Present the material as a numbered list, starting at the line that contains "Enumerate the UI" and ending at the line that contains "478, 105, 500]", with both of those lines included and blank lines omitted. Leave the pictures out.

● **Records for the task**:
________________
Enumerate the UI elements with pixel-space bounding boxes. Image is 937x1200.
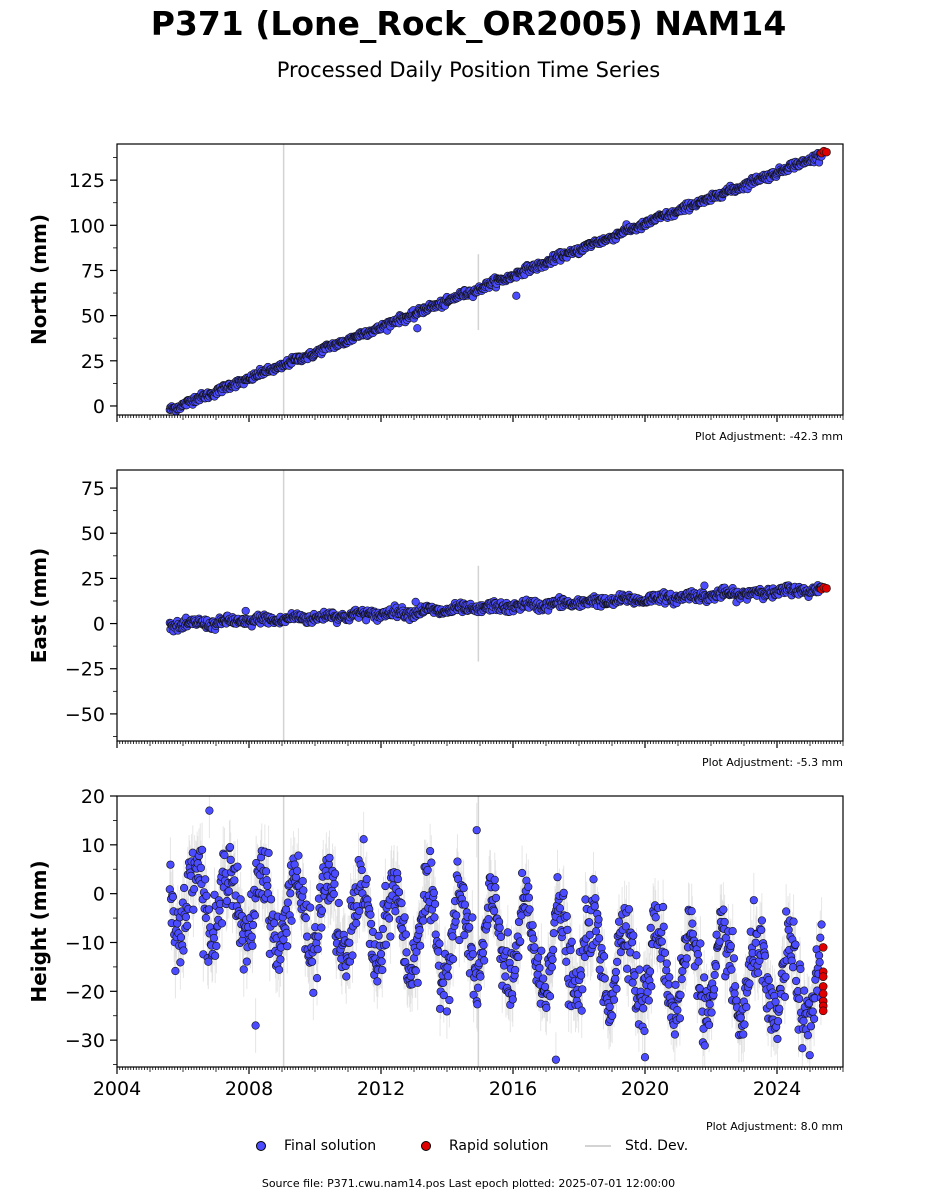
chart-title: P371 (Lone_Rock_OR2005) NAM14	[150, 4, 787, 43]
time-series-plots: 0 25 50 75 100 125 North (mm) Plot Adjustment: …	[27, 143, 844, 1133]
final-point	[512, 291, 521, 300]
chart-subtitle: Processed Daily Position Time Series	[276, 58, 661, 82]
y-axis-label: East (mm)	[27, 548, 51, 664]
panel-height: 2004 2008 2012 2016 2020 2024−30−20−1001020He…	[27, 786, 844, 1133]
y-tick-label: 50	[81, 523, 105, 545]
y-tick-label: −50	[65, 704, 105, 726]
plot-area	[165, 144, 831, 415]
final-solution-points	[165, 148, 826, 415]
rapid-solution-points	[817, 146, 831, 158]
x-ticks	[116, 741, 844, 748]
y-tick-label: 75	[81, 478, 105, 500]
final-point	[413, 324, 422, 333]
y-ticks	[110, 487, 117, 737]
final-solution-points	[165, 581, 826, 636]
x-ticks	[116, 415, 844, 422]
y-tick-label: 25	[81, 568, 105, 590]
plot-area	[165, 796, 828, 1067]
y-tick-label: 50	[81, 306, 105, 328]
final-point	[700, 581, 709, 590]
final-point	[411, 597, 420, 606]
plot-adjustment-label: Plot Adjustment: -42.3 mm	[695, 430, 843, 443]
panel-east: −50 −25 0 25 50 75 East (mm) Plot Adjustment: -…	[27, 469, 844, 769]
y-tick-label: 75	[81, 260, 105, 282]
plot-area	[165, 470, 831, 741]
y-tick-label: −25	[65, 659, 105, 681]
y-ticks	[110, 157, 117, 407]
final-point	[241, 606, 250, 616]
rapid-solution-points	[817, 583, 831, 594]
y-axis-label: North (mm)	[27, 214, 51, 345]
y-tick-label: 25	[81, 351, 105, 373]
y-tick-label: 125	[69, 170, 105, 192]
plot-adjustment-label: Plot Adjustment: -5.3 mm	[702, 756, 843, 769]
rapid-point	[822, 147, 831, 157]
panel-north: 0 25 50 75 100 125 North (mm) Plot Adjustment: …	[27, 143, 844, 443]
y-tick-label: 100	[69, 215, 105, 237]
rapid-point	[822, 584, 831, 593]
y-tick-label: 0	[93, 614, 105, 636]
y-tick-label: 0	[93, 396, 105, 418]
________________
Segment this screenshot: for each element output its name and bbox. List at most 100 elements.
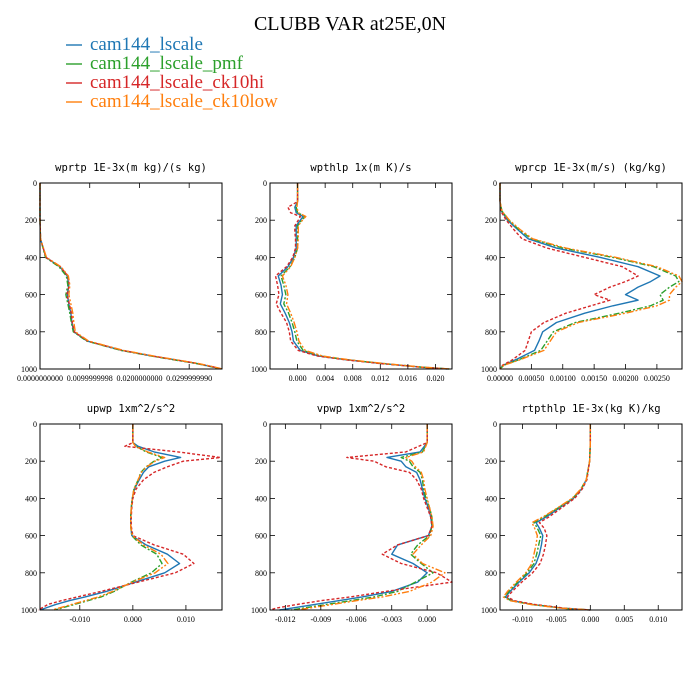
________________
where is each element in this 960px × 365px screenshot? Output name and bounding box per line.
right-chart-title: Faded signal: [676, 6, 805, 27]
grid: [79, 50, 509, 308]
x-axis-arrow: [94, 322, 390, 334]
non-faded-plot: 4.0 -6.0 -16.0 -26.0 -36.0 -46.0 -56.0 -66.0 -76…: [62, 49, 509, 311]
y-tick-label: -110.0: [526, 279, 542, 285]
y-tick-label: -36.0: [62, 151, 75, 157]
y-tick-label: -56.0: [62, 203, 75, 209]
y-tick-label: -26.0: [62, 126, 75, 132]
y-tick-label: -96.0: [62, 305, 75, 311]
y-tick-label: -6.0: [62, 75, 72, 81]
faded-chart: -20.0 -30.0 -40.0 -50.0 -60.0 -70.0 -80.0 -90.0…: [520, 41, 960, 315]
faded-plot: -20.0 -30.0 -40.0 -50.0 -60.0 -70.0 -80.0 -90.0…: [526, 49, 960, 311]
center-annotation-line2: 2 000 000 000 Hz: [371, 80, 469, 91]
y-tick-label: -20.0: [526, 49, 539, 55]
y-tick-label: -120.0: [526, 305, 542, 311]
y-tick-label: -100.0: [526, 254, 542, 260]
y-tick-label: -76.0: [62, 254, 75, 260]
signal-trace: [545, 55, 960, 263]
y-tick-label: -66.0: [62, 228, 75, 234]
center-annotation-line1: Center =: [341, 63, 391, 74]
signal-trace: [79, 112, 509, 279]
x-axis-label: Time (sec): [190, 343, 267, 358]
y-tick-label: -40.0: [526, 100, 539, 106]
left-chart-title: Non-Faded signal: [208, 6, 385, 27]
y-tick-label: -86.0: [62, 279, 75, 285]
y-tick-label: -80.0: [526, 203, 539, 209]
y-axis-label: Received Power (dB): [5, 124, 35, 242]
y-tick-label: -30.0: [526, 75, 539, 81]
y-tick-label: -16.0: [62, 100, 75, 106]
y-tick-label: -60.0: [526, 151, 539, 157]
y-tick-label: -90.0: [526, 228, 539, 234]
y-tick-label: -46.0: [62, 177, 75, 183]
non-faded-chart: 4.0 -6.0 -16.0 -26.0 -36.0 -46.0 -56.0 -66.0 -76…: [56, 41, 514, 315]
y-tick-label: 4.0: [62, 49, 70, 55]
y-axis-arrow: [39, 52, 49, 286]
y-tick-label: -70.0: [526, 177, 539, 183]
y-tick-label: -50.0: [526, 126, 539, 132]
________________
● **Completed exercise**:
1. Enumerate the UI elements with pixel-space bounding boxes. Image is 937x1200.
2. chart-title: P371 (Lone_Rock_OR2005) NAM14	[150, 4, 787, 43]
3. time-series-plots: 0 25 50 75 100 125 North (mm) Plot Adjustment: …	[27, 143, 844, 1133]
4. final-point	[512, 291, 521, 300]
5. chart-subtitle: Processed Daily Position Time Series	[276, 58, 661, 82]
6. y-axis-label: East (mm)	[27, 548, 51, 664]
7. panel-height: 2004 2008 2012 2016 2020 2024−30−20−1001020He…	[27, 786, 844, 1133]
8. y-tick-label: 50	[81, 523, 105, 545]
9. y-tick-label: −50	[65, 704, 105, 726]
10. plot-area	[165, 144, 831, 415]
11. final-solution-points	[165, 148, 826, 415]
12. rapid-solution-points	[817, 146, 831, 158]
13. x-ticks	[116, 741, 844, 748]
14. y-tick-label: 75	[81, 478, 105, 500]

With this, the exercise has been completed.